> TO BE DONE
Return each entry exactly, omitting nothing.

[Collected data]
[start]
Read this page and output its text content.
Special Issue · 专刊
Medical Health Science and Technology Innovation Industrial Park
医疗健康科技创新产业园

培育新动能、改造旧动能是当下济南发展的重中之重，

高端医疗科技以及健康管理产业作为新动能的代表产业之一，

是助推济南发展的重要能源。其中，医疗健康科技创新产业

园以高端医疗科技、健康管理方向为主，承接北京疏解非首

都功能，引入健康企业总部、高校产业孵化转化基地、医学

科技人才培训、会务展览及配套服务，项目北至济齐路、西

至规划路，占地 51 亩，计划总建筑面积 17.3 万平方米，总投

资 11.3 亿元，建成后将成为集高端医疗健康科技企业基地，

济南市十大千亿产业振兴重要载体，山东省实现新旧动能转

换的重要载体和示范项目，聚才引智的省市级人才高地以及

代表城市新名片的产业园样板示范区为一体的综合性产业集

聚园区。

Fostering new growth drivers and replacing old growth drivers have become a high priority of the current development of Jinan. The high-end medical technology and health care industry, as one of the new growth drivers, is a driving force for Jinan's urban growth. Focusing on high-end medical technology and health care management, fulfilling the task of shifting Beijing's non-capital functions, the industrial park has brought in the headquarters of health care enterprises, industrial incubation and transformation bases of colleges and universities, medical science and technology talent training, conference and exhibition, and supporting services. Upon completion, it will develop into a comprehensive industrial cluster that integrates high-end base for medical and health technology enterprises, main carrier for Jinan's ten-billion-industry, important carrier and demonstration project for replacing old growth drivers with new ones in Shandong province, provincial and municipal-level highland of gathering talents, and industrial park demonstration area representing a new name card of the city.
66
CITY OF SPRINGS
[end]
> FINISHED TASK
Read this page and output its text content.
Special Issue · 专刊
Medical Health Science and Technology Innovation Industrial Park
医疗健康科技创新产业园

培育新动能、改造旧动能是当下济南发展的重中之重，

高端医疗科技以及健康管理产业作为新动能的代表产业之一，

是助推济南发展的重要能源。其中，医疗健康科技创新产业

园以高端医疗科技、健康管理方向为主，承接北京疏解非首

都功能，引入健康企业总部、高校产业孵化转化基地、医学

科技人才培训、会务展览及配套服务，项目北至济齐路、西

至规划路，占地 51 亩，计划总建筑面积 17.3 万平方米，总投

资 11.3 亿元，建成后将成为集高端医疗健康科技企业基地，

济南市十大千亿产业振兴重要载体，山东省实现新旧动能转

换的重要载体和示范项目，聚才引智的省市级人才高地以及

代表城市新名片的产业园样板示范区为一体的综合性产业集

聚园区。

Fostering new growth drivers and replacing old growth drivers have become a high priority of the current development of Jinan. The high-end medical technology and health care industry, as one of the new growth drivers, is a driving force for Jinan's urban growth. Focusing on high-end medical technology and health care management, fulfilling the task of shifting Beijing's non-capital functions, the industrial park has brought in the headquarters of health care enterprises, industrial incubation and transformation bases of colleges and universities, medical science and technology talent training, conference and exhibition, and supporting services. Upon completion, it will develop into a comprehensive industrial cluster that integrates high-end base for medical and health technology enterprises, main carrier for Jinan's ten-billion-industry, important carrier and demonstration project for replacing old growth drivers with new ones in Shandong province, provincial and municipal-level highland of gathering talents, and industrial park demonstration area representing a new name card of the city.
66
CITY OF SPRINGS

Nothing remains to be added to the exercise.